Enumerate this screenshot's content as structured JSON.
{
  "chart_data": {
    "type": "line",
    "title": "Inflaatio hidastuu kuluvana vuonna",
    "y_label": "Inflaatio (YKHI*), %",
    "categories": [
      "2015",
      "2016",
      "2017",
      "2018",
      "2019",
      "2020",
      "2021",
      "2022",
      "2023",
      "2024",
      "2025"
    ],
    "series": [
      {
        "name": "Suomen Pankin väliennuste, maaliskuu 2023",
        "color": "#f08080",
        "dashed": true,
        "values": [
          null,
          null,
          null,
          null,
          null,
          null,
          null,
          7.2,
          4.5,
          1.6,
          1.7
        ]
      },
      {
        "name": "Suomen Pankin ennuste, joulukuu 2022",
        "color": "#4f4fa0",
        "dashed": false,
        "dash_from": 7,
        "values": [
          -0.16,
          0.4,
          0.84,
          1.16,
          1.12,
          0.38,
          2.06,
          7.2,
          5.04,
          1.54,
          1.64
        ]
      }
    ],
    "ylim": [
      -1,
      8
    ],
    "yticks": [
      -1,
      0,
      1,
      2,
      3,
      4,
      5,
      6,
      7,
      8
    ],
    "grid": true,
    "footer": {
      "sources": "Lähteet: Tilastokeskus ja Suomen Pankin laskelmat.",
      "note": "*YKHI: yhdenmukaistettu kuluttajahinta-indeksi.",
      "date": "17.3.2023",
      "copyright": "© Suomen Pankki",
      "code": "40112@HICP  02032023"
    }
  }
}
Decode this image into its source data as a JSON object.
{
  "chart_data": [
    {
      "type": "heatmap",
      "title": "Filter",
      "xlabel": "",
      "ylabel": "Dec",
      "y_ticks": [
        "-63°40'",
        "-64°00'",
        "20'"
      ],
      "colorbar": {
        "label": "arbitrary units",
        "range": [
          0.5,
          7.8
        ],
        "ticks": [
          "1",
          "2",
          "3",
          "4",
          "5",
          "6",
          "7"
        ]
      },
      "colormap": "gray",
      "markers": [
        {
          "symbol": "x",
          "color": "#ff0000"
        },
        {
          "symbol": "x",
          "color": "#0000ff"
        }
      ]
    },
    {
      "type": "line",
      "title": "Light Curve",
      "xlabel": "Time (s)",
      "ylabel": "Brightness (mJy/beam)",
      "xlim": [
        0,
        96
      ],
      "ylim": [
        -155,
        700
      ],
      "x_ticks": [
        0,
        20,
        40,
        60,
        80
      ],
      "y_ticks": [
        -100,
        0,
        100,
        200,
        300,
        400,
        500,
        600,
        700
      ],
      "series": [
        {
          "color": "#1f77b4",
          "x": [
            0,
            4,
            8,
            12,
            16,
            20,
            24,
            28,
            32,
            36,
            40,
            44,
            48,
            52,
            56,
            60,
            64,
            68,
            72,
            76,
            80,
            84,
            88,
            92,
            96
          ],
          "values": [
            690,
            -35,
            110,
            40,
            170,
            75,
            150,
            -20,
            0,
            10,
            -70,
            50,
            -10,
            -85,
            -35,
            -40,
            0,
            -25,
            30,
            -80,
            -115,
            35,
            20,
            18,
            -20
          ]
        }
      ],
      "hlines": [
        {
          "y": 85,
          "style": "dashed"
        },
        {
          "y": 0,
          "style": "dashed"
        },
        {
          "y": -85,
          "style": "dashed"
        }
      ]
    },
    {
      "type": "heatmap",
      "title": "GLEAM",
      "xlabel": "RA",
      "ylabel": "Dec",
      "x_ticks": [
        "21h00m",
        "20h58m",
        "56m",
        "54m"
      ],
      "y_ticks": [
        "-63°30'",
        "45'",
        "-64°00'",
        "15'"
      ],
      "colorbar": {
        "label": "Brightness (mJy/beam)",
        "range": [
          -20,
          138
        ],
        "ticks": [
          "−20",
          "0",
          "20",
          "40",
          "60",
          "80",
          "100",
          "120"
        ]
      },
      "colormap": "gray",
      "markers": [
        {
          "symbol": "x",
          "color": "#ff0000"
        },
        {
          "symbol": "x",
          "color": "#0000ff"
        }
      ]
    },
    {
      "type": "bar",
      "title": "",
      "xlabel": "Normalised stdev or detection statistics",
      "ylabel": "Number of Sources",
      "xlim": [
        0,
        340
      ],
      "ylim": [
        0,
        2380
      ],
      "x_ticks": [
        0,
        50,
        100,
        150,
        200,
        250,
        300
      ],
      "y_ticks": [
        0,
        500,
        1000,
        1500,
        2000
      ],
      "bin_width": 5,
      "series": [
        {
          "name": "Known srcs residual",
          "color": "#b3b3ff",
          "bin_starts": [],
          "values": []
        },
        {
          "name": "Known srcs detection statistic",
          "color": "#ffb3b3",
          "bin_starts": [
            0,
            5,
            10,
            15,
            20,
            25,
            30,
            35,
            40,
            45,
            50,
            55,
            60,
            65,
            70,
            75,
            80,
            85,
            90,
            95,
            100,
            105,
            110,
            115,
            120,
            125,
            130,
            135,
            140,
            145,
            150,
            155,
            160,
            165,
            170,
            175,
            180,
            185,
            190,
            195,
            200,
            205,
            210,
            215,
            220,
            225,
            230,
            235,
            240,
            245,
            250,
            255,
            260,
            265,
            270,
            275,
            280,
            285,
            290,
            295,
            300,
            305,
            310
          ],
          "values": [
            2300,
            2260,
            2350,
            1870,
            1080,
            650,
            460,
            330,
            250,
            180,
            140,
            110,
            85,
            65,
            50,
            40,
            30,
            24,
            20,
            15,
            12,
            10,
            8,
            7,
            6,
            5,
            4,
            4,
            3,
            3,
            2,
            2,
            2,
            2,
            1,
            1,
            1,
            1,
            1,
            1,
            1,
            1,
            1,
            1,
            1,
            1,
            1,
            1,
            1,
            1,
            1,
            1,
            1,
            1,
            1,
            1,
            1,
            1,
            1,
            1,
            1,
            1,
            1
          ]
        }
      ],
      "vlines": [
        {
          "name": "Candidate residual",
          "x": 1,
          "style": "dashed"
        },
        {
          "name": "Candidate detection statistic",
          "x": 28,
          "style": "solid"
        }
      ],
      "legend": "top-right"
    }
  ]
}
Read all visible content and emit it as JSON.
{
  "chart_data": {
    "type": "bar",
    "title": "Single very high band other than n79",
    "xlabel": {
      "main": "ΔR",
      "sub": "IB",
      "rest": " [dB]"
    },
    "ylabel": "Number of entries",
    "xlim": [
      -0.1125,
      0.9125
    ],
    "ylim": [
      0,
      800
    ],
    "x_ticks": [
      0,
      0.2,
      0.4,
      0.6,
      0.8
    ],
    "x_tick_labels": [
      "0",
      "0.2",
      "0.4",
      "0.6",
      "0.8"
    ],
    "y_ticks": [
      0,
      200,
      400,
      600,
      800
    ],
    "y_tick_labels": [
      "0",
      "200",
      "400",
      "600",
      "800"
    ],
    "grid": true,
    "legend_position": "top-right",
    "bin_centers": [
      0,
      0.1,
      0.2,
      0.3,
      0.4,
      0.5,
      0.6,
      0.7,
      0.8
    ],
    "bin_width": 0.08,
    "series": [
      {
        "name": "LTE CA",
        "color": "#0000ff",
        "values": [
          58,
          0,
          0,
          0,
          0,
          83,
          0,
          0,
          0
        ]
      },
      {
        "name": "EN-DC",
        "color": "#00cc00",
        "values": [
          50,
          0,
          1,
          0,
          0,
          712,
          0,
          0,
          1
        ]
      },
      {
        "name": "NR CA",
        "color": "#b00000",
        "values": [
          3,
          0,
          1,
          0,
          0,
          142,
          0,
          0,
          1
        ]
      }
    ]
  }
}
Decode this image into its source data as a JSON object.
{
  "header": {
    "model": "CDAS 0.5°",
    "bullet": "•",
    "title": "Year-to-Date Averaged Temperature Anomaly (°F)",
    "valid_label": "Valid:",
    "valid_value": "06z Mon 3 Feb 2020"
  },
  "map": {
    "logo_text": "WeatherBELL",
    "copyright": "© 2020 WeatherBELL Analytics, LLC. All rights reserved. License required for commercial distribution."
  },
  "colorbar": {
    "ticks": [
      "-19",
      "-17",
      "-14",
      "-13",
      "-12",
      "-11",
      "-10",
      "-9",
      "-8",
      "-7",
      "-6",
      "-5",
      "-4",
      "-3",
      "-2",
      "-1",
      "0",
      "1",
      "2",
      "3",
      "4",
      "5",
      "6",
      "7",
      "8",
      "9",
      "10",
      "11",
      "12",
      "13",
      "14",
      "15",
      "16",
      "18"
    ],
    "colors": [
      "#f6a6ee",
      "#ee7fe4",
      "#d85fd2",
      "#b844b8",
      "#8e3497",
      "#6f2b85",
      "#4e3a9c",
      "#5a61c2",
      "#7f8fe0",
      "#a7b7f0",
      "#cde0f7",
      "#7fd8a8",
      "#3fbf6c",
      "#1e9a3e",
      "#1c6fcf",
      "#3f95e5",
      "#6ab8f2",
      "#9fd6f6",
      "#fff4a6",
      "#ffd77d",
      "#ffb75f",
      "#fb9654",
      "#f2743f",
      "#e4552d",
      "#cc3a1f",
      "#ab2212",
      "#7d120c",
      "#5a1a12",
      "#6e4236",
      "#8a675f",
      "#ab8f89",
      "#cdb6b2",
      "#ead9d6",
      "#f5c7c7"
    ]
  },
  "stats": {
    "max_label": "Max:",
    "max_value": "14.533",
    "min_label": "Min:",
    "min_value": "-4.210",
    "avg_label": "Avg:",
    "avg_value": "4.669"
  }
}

_ _ _ _ _

DESCRIPTION OF THE TASK:
Which lines hold the string "Number"? List them all.

WORKED SOLUTION:
      "ylabel": "Number of Sources",
    "ylabel": "Number of entries",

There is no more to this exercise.